• _Record extracts_:
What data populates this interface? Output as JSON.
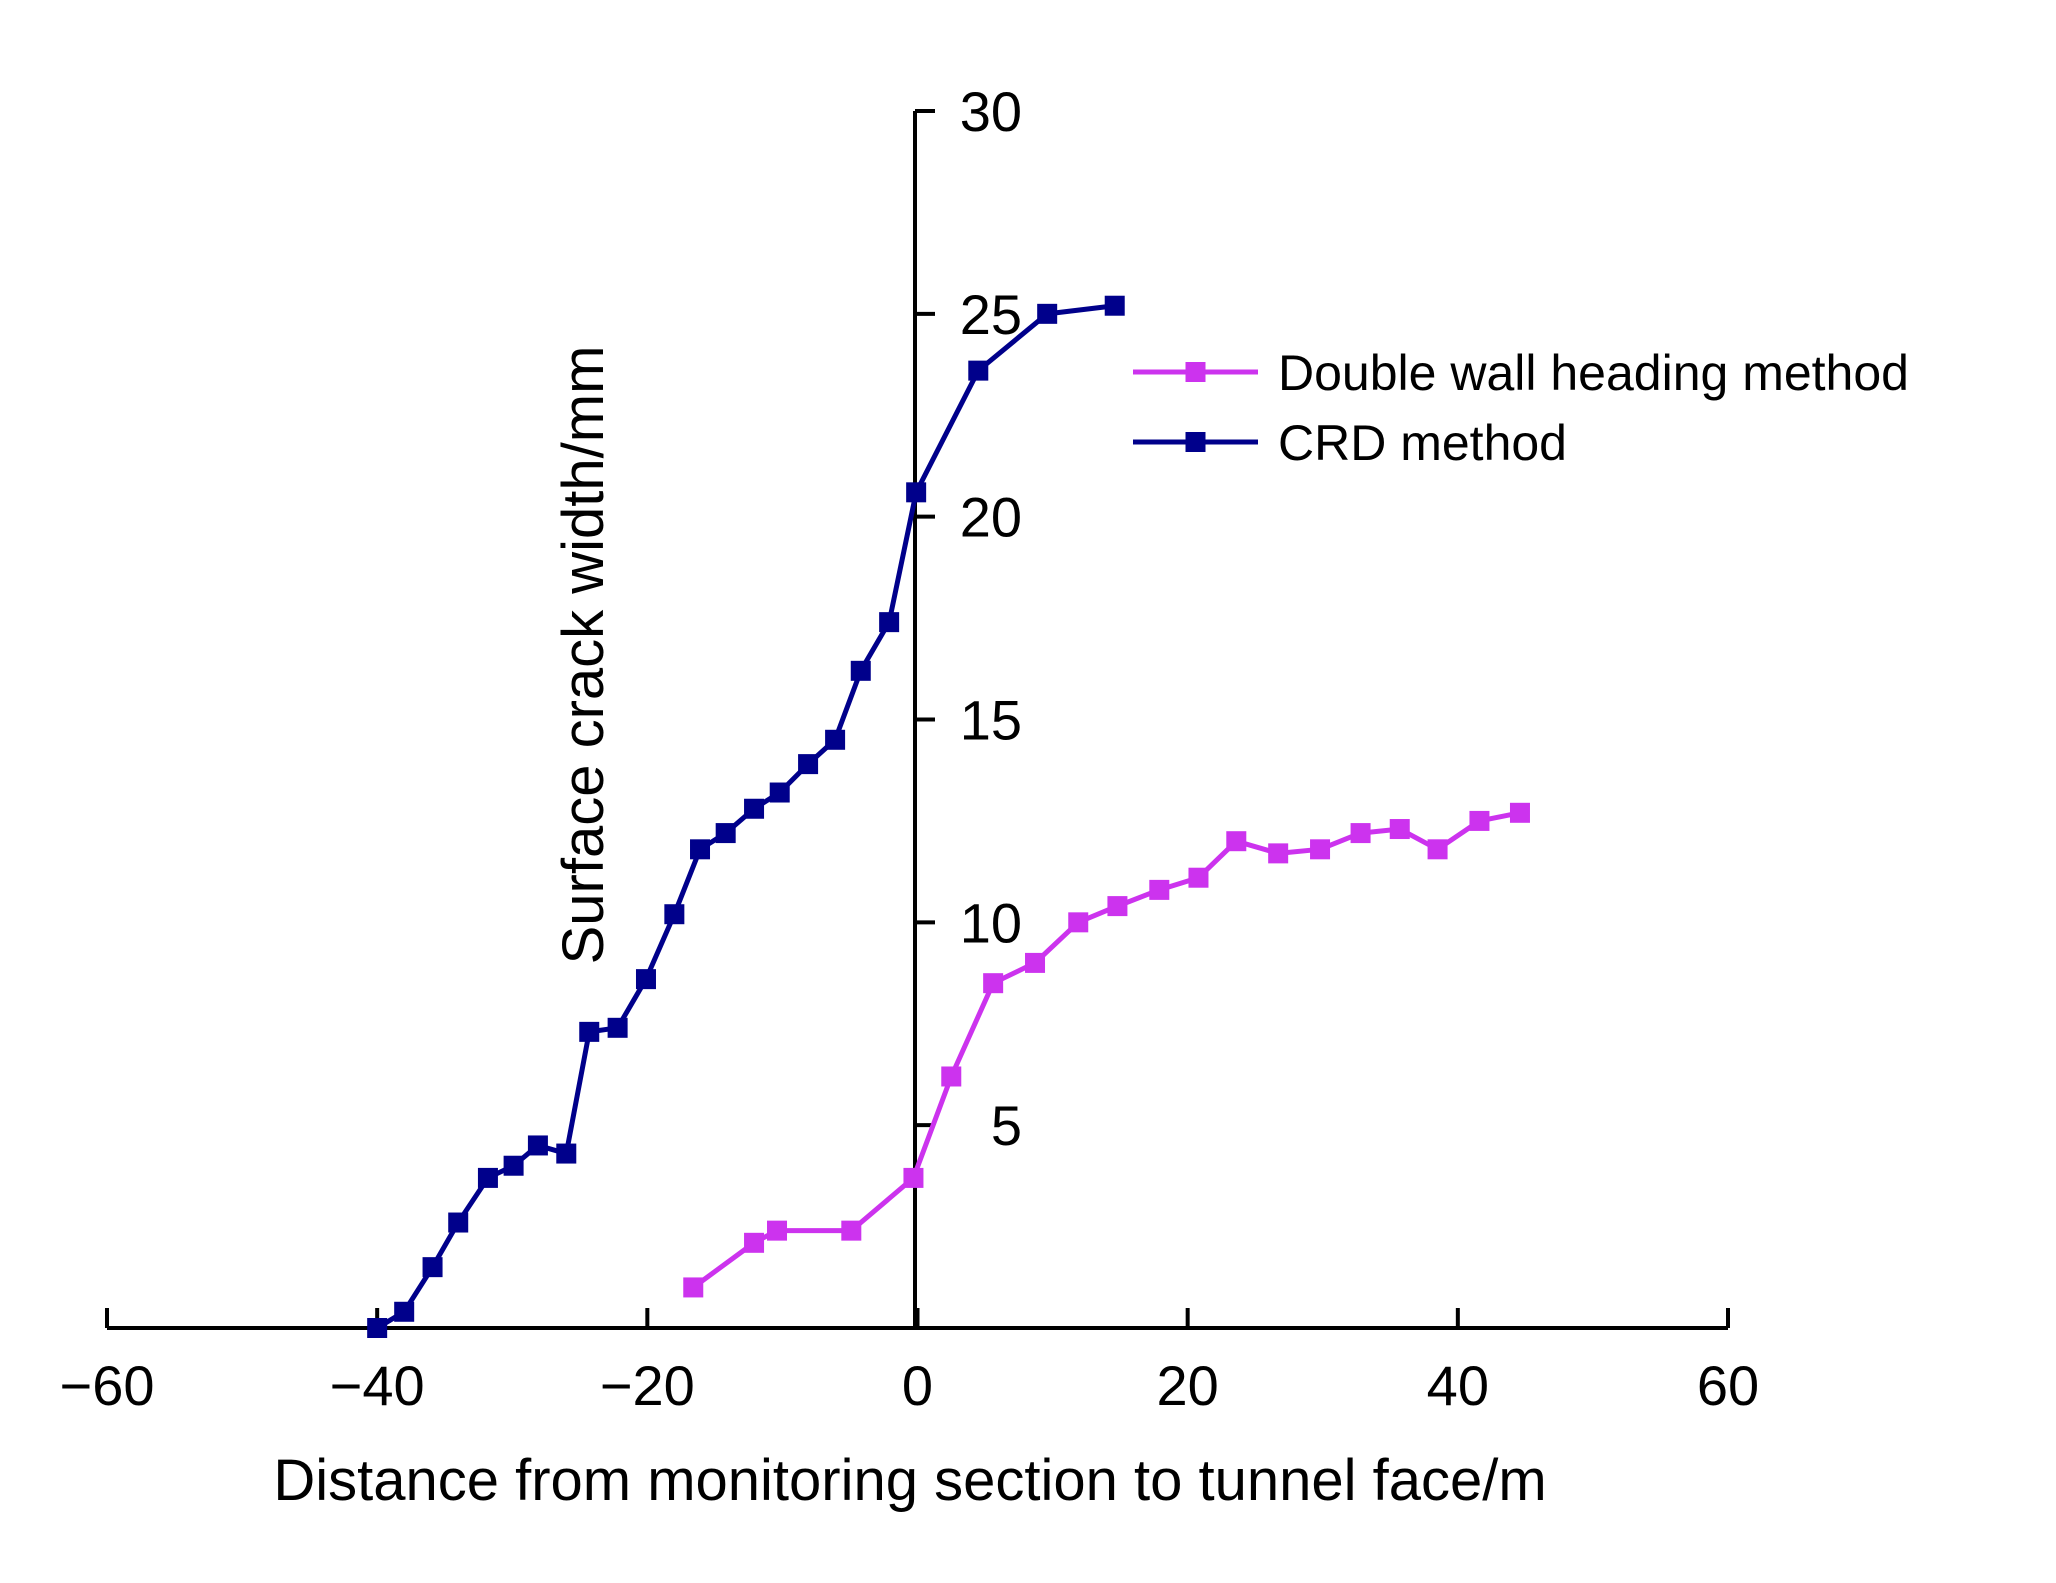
{
  "chart_data": {
    "type": "line",
    "title": "",
    "xlabel": "Distance from monitoring section to tunnel face/m",
    "ylabel": "Surface crack width/mm",
    "xlim": [
      -60,
      60
    ],
    "ylim": [
      0,
      30
    ],
    "x_ticks": [
      -60,
      -40,
      -20,
      0,
      20,
      40,
      60
    ],
    "x_tick_labels": [
      "−60",
      "−40",
      "−20",
      "0",
      "20",
      "40",
      "60"
    ],
    "y_ticks": [
      5,
      10,
      15,
      20,
      25,
      30
    ],
    "y_tick_labels": [
      "5",
      "10",
      "15",
      "20",
      "25",
      "30"
    ],
    "grid": false,
    "legend_position": "upper-right",
    "series": [
      {
        "name": "Double wall heading method",
        "color": "#cc33ee",
        "marker": "square",
        "points": [
          [
            -16.6,
            1.0
          ],
          [
            -12.1,
            2.1
          ],
          [
            -10.4,
            2.4
          ],
          [
            -4.9,
            2.4
          ],
          [
            -0.3,
            3.7
          ],
          [
            2.5,
            6.2
          ],
          [
            5.6,
            8.5
          ],
          [
            8.7,
            9.0
          ],
          [
            11.9,
            10.0
          ],
          [
            14.8,
            10.4
          ],
          [
            17.9,
            10.8
          ],
          [
            20.8,
            11.1
          ],
          [
            23.6,
            12.0
          ],
          [
            26.7,
            11.7
          ],
          [
            29.8,
            11.8
          ],
          [
            32.8,
            12.2
          ],
          [
            35.7,
            12.3
          ],
          [
            38.5,
            11.8
          ],
          [
            41.6,
            12.5
          ],
          [
            44.6,
            12.7
          ]
        ]
      },
      {
        "name": "CRD method",
        "color": "#00008b",
        "marker": "square",
        "points": [
          [
            -40.0,
            0.0
          ],
          [
            -38.0,
            0.4
          ],
          [
            -35.9,
            1.5
          ],
          [
            -34.0,
            2.6
          ],
          [
            -31.8,
            3.7
          ],
          [
            -29.9,
            4.0
          ],
          [
            -28.1,
            4.5
          ],
          [
            -26.0,
            4.3
          ],
          [
            -24.3,
            7.3
          ],
          [
            -22.2,
            7.4
          ],
          [
            -20.1,
            8.6
          ],
          [
            -18.0,
            10.2
          ],
          [
            -16.1,
            11.8
          ],
          [
            -14.2,
            12.2
          ],
          [
            -12.1,
            12.8
          ],
          [
            -10.2,
            13.2
          ],
          [
            -8.1,
            13.9
          ],
          [
            -6.1,
            14.5
          ],
          [
            -4.2,
            16.2
          ],
          [
            -2.1,
            17.4
          ],
          [
            -0.1,
            20.6
          ],
          [
            4.5,
            23.6
          ],
          [
            9.6,
            25.0
          ],
          [
            14.6,
            25.2
          ]
        ]
      }
    ]
  }
}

• _Instructions for the task_: Leave out the pictures and return every record word for word.

• _Response to this exercise_:
What data populates this interface? Output as JSON.
{
  "chart_data": {
    "type": "line",
    "title": "",
    "xlabel": "Distance from monitoring section to tunnel face/m",
    "ylabel": "Surface crack width/mm",
    "xlim": [
      -60,
      60
    ],
    "ylim": [
      0,
      30
    ],
    "x_ticks": [
      -60,
      -40,
      -20,
      0,
      20,
      40,
      60
    ],
    "x_tick_labels": [
      "−60",
      "−40",
      "−20",
      "0",
      "20",
      "40",
      "60"
    ],
    "y_ticks": [
      5,
      10,
      15,
      20,
      25,
      30
    ],
    "y_tick_labels": [
      "5",
      "10",
      "15",
      "20",
      "25",
      "30"
    ],
    "grid": false,
    "legend_position": "upper-right",
    "series": [
      {
        "name": "Double wall heading method",
        "color": "#cc33ee",
        "marker": "square",
        "points": [
          [
            -16.6,
            1.0
          ],
          [
            -12.1,
            2.1
          ],
          [
            -10.4,
            2.4
          ],
          [
            -4.9,
            2.4
          ],
          [
            -0.3,
            3.7
          ],
          [
            2.5,
            6.2
          ],
          [
            5.6,
            8.5
          ],
          [
            8.7,
            9.0
          ],
          [
            11.9,
            10.0
          ],
          [
            14.8,
            10.4
          ],
          [
            17.9,
            10.8
          ],
          [
            20.8,
            11.1
          ],
          [
            23.6,
            12.0
          ],
          [
            26.7,
            11.7
          ],
          [
            29.8,
            11.8
          ],
          [
            32.8,
            12.2
          ],
          [
            35.7,
            12.3
          ],
          [
            38.5,
            11.8
          ],
          [
            41.6,
            12.5
          ],
          [
            44.6,
            12.7
          ]
        ]
      },
      {
        "name": "CRD method",
        "color": "#00008b",
        "marker": "square",
        "points": [
          [
            -40.0,
            0.0
          ],
          [
            -38.0,
            0.4
          ],
          [
            -35.9,
            1.5
          ],
          [
            -34.0,
            2.6
          ],
          [
            -31.8,
            3.7
          ],
          [
            -29.9,
            4.0
          ],
          [
            -28.1,
            4.5
          ],
          [
            -26.0,
            4.3
          ],
          [
            -24.3,
            7.3
          ],
          [
            -22.2,
            7.4
          ],
          [
            -20.1,
            8.6
          ],
          [
            -18.0,
            10.2
          ],
          [
            -16.1,
            11.8
          ],
          [
            -14.2,
            12.2
          ],
          [
            -12.1,
            12.8
          ],
          [
            -10.2,
            13.2
          ],
          [
            -8.1,
            13.9
          ],
          [
            -6.1,
            14.5
          ],
          [
            -4.2,
            16.2
          ],
          [
            -2.1,
            17.4
          ],
          [
            -0.1,
            20.6
          ],
          [
            4.5,
            23.6
          ],
          [
            9.6,
            25.0
          ],
          [
            14.6,
            25.2
          ]
        ]
      }
    ]
  }
}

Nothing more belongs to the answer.